(A run of records)
+-------+
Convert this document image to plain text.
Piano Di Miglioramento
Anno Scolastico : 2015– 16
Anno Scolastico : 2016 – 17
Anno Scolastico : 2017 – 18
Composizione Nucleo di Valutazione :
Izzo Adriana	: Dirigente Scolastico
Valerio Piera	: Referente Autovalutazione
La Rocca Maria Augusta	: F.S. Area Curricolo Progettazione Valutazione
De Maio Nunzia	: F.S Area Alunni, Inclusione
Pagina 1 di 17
+-------+
WORK REQUIRED:
Recopy the entries above in their entirety, exactly.

COMPLETED EXERCISE:
Convert this document image to plain text.
Piano Di Miglioramento
Anno Scolastico : 2015– 16
Anno Scolastico : 2016 – 17
Anno Scolastico : 2017 – 18
Composizione Nucleo di Valutazione :
Izzo Adriana	: Dirigente Scolastico
Valerio Piera	: Referente Autovalutazione
La Rocca Maria Augusta	: F.S. Area Curricolo Progettazione Valutazione
De Maio Nunzia	: F.S Area Alunni, Inclusione
Pagina 1 di 17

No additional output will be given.